--- THE PROBLEM ---
Write the material out again in full, exactly.

Collected data
━━━━━━━━━━━━━━━━
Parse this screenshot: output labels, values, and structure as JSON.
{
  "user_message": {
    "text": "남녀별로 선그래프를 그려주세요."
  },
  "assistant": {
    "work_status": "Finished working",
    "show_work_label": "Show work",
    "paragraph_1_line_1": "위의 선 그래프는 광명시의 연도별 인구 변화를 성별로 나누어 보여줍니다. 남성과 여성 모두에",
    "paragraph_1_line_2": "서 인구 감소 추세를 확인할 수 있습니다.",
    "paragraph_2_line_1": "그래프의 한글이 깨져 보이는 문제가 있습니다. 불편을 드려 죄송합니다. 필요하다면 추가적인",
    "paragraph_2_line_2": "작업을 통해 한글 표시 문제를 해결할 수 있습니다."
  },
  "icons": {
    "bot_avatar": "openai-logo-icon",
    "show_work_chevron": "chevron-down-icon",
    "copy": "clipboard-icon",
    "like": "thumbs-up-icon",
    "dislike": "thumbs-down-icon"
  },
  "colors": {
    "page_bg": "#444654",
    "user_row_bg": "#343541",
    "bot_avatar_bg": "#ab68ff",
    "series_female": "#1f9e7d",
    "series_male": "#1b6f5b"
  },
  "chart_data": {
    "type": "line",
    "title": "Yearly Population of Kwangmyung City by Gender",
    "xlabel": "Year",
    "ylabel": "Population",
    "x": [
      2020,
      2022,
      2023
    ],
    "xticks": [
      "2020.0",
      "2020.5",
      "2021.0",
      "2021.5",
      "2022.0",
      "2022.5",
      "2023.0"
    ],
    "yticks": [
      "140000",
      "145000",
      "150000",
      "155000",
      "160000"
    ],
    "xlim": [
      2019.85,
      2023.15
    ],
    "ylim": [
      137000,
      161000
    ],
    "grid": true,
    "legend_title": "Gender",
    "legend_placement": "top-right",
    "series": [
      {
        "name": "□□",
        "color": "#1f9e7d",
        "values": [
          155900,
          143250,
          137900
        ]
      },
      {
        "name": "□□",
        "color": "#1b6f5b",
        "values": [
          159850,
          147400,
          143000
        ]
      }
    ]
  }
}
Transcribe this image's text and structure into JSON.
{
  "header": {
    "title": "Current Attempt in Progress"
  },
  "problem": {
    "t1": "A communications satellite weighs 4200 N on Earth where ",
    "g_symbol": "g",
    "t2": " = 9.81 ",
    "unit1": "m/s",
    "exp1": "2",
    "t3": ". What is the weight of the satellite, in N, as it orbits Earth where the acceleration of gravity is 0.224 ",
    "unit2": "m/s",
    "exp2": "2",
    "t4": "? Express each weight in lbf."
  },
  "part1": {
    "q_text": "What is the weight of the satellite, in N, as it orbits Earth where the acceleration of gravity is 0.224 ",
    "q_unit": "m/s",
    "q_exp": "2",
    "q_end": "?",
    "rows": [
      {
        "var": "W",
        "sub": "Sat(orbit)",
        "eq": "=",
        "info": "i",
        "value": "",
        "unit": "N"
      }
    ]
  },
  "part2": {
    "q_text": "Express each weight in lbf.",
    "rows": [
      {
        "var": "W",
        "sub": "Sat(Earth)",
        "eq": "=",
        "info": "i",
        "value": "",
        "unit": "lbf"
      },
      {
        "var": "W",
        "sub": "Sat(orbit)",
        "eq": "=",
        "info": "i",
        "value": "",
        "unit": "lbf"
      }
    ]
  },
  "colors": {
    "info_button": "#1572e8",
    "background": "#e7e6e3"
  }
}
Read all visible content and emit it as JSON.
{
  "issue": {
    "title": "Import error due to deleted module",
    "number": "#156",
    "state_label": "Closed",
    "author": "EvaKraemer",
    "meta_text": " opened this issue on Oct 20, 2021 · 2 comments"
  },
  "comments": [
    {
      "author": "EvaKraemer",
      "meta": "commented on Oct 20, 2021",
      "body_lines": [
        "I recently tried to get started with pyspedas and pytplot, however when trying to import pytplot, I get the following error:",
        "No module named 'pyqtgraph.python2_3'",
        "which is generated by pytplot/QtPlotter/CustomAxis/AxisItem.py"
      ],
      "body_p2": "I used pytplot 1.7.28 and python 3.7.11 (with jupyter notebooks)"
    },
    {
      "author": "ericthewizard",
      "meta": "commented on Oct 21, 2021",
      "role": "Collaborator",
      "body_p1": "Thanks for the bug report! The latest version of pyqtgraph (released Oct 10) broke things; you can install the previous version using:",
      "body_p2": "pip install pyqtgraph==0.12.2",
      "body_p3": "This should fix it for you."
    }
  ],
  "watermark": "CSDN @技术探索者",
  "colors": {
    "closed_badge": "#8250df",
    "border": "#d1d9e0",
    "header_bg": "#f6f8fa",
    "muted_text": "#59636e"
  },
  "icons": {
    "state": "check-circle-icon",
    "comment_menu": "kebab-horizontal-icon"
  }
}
━━━━━━━━━━━━━━━━
--- COMPLETE RESPONSE ---
Parse this screenshot: output labels, values, and structure as JSON.
{
  "user_message": {
    "text": "남녀별로 선그래프를 그려주세요."
  },
  "assistant": {
    "work_status": "Finished working",
    "show_work_label": "Show work",
    "paragraph_1_line_1": "위의 선 그래프는 광명시의 연도별 인구 변화를 성별로 나누어 보여줍니다. 남성과 여성 모두에",
    "paragraph_1_line_2": "서 인구 감소 추세를 확인할 수 있습니다.",
    "paragraph_2_line_1": "그래프의 한글이 깨져 보이는 문제가 있습니다. 불편을 드려 죄송합니다. 필요하다면 추가적인",
    "paragraph_2_line_2": "작업을 통해 한글 표시 문제를 해결할 수 있습니다."
  },
  "icons": {
    "bot_avatar": "openai-logo-icon",
    "show_work_chevron": "chevron-down-icon",
    "copy": "clipboard-icon",
    "like": "thumbs-up-icon",
    "dislike": "thumbs-down-icon"
  },
  "colors": {
    "page_bg": "#444654",
    "user_row_bg": "#343541",
    "bot_avatar_bg": "#ab68ff",
    "series_female": "#1f9e7d",
    "series_male": "#1b6f5b"
  },
  "chart_data": {
    "type": "line",
    "title": "Yearly Population of Kwangmyung City by Gender",
    "xlabel": "Year",
    "ylabel": "Population",
    "x": [
      2020,
      2022,
      2023
    ],
    "xticks": [
      "2020.0",
      "2020.5",
      "2021.0",
      "2021.5",
      "2022.0",
      "2022.5",
      "2023.0"
    ],
    "yticks": [
      "140000",
      "145000",
      "150000",
      "155000",
      "160000"
    ],
    "xlim": [
      2019.85,
      2023.15
    ],
    "ylim": [
      137000,
      161000
    ],
    "grid": true,
    "legend_title": "Gender",
    "legend_placement": "top-right",
    "series": [
      {
        "name": "□□",
        "color": "#1f9e7d",
        "values": [
          155900,
          143250,
          137900
        ]
      },
      {
        "name": "□□",
        "color": "#1b6f5b",
        "values": [
          159850,
          147400,
          143000
        ]
      }
    ]
  }
}
Transcribe this image's text and structure into JSON.
{
  "header": {
    "title": "Current Attempt in Progress"
  },
  "problem": {
    "t1": "A communications satellite weighs 4200 N on Earth where ",
    "g_symbol": "g",
    "t2": " = 9.81 ",
    "unit1": "m/s",
    "exp1": "2",
    "t3": ". What is the weight of the satellite, in N, as it orbits Earth where the acceleration of gravity is 0.224 ",
    "unit2": "m/s",
    "exp2": "2",
    "t4": "? Express each weight in lbf."
  },
  "part1": {
    "q_text": "What is the weight of the satellite, in N, as it orbits Earth where the acceleration of gravity is 0.224 ",
    "q_unit": "m/s",
    "q_exp": "2",
    "q_end": "?",
    "rows": [
      {
        "var": "W",
        "sub": "Sat(orbit)",
        "eq": "=",
        "info": "i",
        "value": "",
        "unit": "N"
      }
    ]
  },
  "part2": {
    "q_text": "Express each weight in lbf.",
    "rows": [
      {
        "var": "W",
        "sub": "Sat(Earth)",
        "eq": "=",
        "info": "i",
        "value": "",
        "unit": "lbf"
      },
      {
        "var": "W",
        "sub": "Sat(orbit)",
        "eq": "=",
        "info": "i",
        "value": "",
        "unit": "lbf"
      }
    ]
  },
  "colors": {
    "info_button": "#1572e8",
    "background": "#e7e6e3"
  }
}
Read all visible content and emit it as JSON.
{
  "issue": {
    "title": "Import error due to deleted module",
    "number": "#156",
    "state_label": "Closed",
    "author": "EvaKraemer",
    "meta_text": " opened this issue on Oct 20, 2021 · 2 comments"
  },
  "comments": [
    {
      "author": "EvaKraemer",
      "meta": "commented on Oct 20, 2021",
      "body_lines": [
        "I recently tried to get started with pyspedas and pytplot, however when trying to import pytplot, I get the following error:",
        "No module named 'pyqtgraph.python2_3'",
        "which is generated by pytplot/QtPlotter/CustomAxis/AxisItem.py"
      ],
      "body_p2": "I used pytplot 1.7.28 and python 3.7.11 (with jupyter notebooks)"
    },
    {
      "author": "ericthewizard",
      "meta": "commented on Oct 21, 2021",
      "role": "Collaborator",
      "body_p1": "Thanks for the bug report! The latest version of pyqtgraph (released Oct 10) broke things; you can install the previous version using:",
      "body_p2": "pip install pyqtgraph==0.12.2",
      "body_p3": "This should fix it for you."
    }
  ],
  "watermark": "CSDN @技术探索者",
  "colors": {
    "closed_badge": "#8250df",
    "border": "#d1d9e0",
    "header_bg": "#f6f8fa",
    "muted_text": "#59636e"
  },
  "icons": {
    "state": "check-circle-icon",
    "comment_menu": "kebab-horizontal-icon"
  }
}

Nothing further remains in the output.